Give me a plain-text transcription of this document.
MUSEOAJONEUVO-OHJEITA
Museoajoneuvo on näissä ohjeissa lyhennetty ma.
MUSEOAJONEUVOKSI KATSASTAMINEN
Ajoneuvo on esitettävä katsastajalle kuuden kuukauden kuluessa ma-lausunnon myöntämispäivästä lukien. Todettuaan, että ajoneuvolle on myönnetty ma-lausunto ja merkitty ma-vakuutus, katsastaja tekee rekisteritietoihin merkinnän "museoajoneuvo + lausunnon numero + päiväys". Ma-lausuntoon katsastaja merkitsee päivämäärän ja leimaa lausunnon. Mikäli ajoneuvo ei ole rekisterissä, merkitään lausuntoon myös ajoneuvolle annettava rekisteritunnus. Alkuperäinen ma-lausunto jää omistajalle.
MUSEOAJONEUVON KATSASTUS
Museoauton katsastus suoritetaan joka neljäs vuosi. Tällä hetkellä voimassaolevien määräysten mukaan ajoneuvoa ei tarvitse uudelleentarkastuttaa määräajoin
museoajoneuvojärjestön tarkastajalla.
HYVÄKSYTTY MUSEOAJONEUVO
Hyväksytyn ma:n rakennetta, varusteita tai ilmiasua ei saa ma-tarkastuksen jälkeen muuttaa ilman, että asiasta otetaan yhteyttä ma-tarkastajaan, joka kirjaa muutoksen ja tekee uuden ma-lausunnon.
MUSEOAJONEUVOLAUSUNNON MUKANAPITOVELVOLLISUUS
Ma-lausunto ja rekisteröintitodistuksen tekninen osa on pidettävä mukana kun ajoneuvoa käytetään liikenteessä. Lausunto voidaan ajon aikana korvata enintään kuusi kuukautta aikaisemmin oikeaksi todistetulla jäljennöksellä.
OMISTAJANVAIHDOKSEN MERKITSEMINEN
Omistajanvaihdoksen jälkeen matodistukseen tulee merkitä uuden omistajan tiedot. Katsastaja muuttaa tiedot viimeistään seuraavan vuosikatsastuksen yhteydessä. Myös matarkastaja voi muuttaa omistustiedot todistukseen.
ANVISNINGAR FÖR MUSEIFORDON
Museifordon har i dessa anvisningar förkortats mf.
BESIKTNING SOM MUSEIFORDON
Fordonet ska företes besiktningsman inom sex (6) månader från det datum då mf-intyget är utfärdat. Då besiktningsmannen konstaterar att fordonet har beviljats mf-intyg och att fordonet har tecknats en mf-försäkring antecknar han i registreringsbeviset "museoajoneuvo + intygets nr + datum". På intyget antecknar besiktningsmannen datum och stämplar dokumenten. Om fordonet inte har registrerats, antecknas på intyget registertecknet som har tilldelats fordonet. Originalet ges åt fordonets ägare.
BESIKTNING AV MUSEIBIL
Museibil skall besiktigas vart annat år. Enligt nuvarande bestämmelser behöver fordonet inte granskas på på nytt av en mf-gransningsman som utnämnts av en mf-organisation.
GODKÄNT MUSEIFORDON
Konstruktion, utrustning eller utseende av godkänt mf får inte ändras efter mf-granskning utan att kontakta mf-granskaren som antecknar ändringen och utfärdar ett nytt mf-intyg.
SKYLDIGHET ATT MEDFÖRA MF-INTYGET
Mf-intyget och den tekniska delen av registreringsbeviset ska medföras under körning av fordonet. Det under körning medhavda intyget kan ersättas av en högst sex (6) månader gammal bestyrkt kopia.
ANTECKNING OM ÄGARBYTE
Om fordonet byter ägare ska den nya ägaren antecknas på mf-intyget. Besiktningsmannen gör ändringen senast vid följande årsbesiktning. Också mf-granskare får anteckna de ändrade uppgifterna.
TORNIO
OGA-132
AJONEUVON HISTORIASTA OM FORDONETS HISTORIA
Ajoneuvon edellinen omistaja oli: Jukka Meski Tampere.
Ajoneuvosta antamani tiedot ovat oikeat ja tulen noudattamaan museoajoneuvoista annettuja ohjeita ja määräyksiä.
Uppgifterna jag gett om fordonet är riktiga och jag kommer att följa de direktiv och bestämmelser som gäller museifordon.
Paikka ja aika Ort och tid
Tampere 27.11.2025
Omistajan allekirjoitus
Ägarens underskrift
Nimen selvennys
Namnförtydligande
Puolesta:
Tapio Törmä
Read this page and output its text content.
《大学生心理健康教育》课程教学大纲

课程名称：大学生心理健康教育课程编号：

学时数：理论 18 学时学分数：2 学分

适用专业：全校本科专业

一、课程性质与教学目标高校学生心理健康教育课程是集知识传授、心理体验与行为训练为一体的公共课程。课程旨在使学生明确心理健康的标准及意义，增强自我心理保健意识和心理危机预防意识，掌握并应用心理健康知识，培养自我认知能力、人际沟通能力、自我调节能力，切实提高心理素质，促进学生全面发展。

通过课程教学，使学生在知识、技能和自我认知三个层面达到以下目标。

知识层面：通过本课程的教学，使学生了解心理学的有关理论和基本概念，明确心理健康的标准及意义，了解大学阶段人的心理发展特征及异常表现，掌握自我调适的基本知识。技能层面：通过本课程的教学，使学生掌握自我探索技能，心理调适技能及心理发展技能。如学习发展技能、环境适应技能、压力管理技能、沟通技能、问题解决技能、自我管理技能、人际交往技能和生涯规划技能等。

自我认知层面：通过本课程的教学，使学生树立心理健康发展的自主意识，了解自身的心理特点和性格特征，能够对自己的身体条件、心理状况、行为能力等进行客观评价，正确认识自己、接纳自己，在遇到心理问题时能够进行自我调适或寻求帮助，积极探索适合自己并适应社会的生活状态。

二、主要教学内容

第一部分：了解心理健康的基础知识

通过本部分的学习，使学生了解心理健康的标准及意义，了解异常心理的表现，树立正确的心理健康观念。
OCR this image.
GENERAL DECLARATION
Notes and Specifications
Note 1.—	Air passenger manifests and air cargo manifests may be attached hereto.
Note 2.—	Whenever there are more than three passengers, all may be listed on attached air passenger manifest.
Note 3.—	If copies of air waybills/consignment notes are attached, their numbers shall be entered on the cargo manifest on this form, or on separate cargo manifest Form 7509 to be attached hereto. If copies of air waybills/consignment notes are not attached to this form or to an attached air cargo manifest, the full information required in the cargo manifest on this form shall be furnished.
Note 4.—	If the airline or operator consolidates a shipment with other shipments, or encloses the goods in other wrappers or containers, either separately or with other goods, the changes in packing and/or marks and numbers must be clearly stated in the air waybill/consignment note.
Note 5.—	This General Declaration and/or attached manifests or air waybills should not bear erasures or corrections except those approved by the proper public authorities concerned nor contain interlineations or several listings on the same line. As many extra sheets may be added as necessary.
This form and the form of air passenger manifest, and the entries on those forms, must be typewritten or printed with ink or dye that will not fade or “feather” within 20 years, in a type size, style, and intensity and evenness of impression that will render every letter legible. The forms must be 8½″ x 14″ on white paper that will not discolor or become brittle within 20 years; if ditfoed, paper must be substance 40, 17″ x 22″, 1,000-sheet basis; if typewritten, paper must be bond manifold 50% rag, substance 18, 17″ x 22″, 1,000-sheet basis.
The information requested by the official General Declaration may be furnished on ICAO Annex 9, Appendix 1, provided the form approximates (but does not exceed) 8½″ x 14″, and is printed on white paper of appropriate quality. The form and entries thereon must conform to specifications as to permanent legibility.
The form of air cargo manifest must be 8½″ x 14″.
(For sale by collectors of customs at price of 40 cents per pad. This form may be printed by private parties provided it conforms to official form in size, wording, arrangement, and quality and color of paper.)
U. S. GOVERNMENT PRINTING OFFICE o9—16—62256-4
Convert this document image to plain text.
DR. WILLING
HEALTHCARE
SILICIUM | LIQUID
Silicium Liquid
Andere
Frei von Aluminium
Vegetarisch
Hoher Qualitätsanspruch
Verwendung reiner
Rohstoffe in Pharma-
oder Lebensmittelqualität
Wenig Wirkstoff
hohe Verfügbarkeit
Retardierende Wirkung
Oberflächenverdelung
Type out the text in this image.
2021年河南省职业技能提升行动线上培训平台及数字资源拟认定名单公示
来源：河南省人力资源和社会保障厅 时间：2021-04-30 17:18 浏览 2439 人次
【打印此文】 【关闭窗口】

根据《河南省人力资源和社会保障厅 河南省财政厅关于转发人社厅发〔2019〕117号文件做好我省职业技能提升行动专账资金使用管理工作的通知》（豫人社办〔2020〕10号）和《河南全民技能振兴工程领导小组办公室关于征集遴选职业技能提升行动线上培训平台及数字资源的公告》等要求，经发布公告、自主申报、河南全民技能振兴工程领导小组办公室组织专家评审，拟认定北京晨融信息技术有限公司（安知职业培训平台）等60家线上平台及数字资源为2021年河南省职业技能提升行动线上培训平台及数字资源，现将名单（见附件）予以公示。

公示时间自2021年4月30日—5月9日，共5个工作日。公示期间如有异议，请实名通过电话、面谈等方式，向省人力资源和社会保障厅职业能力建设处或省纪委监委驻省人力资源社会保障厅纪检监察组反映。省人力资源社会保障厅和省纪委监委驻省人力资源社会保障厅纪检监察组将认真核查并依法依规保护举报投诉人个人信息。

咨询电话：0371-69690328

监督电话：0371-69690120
****
WHAT TO PRODUCE — Your task is to output exactly the lines running from the one with "Convert this document image to plain text." through the final line of the material above, with both ends included.

RESPONSE TO THE EXERCISE —
Convert this document image to plain text.
DR. WILLING
HEALTHCARE
SILICIUM | LIQUID
Silicium Liquid
Andere
Frei von Aluminium
Vegetarisch
Hoher Qualitätsanspruch
Verwendung reiner
Rohstoffe in Pharma-
oder Lebensmittelqualität
Wenig Wirkstoff
hohe Verfügbarkeit
Retardierende Wirkung
Oberflächenverdelung
Type out the text in this image.
2021年河南省职业技能提升行动线上培训平台及数字资源拟认定名单公示
来源：河南省人力资源和社会保障厅 时间：2021-04-30 17:18 浏览 2439 人次
【打印此文】 【关闭窗口】

根据《河南省人力资源和社会保障厅 河南省财政厅关于转发人社厅发〔2019〕117号文件做好我省职业技能提升行动专账资金使用管理工作的通知》（豫人社办〔2020〕10号）和《河南全民技能振兴工程领导小组办公室关于征集遴选职业技能提升行动线上培训平台及数字资源的公告》等要求，经发布公告、自主申报、河南全民技能振兴工程领导小组办公室组织专家评审，拟认定北京晨融信息技术有限公司（安知职业培训平台）等60家线上平台及数字资源为2021年河南省职业技能提升行动线上培训平台及数字资源，现将名单（见附件）予以公示。

公示时间自2021年4月30日—5月9日，共5个工作日。公示期间如有异议，请实名通过电话、面谈等方式，向省人力资源和社会保障厅职业能力建设处或省纪委监委驻省人力资源社会保障厅纪检监察组反映。省人力资源社会保障厅和省纪委监委驻省人力资源社会保障厅纪检监察组将认真核查并依法依规保护举报投诉人个人信息。

咨询电话：0371-69690328

监督电话：0371-69690120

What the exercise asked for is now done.